EXERCISE PROMPT> Below are some records; work out how many of their lines contain "name" and give the number only.

--- BEGIN ---

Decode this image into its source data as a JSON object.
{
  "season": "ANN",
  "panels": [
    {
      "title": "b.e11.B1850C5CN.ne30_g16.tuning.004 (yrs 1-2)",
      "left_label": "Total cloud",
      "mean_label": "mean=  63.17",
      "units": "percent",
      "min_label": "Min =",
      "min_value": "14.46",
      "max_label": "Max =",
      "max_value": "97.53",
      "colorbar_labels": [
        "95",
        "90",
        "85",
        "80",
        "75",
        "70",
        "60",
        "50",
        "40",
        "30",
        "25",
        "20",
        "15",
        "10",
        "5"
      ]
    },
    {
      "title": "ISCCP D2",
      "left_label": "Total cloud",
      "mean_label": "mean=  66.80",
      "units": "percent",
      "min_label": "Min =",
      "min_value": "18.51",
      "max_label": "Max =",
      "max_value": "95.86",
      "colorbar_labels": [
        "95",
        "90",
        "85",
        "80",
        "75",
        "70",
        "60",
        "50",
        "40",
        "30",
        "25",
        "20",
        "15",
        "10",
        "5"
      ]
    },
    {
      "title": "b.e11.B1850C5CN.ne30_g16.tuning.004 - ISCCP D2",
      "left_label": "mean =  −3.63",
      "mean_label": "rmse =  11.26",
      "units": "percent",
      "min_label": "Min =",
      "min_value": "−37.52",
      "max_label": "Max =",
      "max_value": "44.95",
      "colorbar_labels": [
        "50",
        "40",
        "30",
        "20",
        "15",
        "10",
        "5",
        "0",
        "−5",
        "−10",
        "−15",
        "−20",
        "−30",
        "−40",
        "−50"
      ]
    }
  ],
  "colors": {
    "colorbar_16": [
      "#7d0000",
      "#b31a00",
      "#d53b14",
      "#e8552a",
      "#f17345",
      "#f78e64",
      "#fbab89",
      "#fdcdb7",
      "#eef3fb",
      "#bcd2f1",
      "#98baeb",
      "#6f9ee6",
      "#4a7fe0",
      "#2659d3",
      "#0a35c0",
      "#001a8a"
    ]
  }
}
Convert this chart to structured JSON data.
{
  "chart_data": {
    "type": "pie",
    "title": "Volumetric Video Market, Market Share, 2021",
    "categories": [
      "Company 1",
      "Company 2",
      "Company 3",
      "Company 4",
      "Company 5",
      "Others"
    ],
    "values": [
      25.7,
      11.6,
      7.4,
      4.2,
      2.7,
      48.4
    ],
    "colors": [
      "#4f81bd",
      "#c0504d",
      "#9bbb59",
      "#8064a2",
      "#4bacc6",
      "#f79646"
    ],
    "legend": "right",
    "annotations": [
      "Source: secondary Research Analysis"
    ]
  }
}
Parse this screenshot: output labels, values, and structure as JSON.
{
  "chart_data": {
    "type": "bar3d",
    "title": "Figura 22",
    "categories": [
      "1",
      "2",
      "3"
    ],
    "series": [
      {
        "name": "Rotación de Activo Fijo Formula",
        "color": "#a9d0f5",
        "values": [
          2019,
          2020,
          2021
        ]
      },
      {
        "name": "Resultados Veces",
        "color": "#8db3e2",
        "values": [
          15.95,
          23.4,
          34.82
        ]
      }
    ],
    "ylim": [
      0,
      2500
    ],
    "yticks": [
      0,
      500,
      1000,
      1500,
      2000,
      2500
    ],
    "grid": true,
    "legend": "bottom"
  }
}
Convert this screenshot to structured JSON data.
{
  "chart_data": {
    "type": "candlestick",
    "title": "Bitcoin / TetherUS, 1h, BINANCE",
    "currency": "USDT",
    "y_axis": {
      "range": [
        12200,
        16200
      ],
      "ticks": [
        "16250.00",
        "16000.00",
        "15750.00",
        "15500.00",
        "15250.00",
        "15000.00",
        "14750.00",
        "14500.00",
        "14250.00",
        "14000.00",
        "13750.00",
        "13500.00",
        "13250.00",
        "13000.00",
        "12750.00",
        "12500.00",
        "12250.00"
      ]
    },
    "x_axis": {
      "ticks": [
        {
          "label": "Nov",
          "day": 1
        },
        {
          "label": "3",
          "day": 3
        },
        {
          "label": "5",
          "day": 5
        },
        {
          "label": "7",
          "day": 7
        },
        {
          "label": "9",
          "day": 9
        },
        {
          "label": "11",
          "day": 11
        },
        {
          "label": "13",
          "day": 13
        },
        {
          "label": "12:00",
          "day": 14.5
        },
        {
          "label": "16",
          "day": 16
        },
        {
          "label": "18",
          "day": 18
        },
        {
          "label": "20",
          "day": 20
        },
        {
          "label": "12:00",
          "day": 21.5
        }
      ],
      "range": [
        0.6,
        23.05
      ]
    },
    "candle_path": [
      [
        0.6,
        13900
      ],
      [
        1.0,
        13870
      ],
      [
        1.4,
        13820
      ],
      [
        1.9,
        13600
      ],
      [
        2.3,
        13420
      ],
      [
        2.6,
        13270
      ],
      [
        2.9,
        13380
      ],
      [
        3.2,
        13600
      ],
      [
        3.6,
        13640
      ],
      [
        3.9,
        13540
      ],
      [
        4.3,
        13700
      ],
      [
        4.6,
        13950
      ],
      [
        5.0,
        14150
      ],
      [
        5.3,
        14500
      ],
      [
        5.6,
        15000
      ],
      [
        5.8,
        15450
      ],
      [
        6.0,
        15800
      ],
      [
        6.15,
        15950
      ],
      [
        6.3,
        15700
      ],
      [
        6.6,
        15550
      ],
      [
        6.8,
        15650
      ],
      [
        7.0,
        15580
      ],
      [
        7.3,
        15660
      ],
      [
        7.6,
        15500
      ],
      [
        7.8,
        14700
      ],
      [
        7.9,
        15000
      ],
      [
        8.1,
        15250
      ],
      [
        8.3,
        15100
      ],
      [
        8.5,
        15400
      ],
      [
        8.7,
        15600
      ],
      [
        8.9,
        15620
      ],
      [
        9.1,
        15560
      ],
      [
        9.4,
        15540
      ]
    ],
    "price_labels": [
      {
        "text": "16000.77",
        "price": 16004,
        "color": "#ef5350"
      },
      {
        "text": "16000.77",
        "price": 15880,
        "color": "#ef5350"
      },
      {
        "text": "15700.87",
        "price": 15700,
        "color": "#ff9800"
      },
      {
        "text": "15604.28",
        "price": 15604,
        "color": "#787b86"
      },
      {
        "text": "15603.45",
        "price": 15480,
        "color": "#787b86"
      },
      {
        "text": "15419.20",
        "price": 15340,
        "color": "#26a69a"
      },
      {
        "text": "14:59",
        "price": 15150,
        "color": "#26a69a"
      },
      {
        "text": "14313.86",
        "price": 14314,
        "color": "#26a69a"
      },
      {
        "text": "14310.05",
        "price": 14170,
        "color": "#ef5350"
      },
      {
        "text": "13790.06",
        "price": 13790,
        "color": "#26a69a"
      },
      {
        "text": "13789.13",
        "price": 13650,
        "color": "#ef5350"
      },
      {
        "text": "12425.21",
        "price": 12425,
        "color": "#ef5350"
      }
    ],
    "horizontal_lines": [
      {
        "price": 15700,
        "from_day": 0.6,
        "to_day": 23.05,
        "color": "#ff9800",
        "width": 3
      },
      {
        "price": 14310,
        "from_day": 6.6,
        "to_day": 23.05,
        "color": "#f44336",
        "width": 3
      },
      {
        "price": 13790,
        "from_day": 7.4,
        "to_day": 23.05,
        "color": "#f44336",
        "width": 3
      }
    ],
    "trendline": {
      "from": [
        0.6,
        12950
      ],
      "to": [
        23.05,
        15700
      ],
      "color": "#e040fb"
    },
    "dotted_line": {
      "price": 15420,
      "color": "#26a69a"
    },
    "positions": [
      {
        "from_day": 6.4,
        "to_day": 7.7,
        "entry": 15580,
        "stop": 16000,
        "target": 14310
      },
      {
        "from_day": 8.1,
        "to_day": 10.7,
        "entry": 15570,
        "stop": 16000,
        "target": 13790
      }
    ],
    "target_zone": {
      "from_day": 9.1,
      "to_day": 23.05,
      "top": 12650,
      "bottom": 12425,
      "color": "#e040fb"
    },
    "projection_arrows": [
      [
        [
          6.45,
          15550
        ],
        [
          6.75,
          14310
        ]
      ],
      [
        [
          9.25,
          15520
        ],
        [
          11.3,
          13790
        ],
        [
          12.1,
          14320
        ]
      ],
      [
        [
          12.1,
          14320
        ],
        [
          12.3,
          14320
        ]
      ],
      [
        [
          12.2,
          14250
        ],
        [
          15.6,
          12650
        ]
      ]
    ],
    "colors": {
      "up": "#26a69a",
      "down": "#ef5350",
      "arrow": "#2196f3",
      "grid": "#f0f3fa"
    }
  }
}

--- END ---

EXERCISE ANSWER> 2